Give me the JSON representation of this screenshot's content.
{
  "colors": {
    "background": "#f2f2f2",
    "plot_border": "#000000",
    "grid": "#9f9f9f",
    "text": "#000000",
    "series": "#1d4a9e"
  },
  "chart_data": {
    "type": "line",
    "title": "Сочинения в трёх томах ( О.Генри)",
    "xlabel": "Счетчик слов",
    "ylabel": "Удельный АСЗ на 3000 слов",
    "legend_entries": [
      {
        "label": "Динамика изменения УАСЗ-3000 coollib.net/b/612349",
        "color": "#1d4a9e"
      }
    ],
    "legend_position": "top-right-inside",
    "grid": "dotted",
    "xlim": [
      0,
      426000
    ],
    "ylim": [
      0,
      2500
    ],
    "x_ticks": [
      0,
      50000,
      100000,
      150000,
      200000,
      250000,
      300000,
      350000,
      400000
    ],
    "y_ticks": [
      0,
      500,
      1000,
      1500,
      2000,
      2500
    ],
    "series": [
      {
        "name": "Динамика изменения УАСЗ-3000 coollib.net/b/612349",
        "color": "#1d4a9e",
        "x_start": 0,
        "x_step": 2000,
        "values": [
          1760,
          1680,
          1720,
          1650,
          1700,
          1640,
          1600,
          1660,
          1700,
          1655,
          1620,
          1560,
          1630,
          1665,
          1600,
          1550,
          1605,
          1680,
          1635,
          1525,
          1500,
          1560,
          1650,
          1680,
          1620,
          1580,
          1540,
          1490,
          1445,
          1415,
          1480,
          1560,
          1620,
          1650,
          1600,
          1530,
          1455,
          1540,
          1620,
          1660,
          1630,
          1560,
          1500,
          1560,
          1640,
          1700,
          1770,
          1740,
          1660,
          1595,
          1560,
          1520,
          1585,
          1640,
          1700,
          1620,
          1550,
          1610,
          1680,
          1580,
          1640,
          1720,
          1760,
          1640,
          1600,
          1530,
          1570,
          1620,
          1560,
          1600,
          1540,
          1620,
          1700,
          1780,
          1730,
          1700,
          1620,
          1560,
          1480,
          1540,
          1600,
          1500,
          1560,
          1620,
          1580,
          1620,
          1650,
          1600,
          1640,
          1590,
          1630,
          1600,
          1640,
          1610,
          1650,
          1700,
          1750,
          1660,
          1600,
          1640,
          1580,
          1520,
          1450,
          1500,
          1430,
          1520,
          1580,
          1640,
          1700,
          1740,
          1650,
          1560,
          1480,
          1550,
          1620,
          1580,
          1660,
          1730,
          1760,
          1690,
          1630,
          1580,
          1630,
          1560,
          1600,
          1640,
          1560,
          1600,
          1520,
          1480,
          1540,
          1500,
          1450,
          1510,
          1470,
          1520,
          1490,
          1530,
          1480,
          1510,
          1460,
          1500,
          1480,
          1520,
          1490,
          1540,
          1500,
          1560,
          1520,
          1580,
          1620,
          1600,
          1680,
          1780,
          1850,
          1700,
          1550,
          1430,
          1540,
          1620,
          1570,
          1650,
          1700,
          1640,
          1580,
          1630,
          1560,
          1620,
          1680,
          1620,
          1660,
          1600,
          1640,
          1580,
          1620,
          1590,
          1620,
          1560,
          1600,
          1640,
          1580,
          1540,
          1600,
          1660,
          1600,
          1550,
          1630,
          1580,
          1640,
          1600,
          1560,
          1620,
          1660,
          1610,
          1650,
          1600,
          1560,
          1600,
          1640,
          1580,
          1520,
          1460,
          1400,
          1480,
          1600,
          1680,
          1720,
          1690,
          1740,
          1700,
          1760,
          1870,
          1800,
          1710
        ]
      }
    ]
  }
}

• [What to work on] Gather all lines where the word "coollib" appears.

• [Result for this task]
        "label": "Динамика изменения УАСЗ-3000 coollib.net/b/612349",
        "name": "Динамика изменения УАСЗ-3000 coollib.net/b/612349",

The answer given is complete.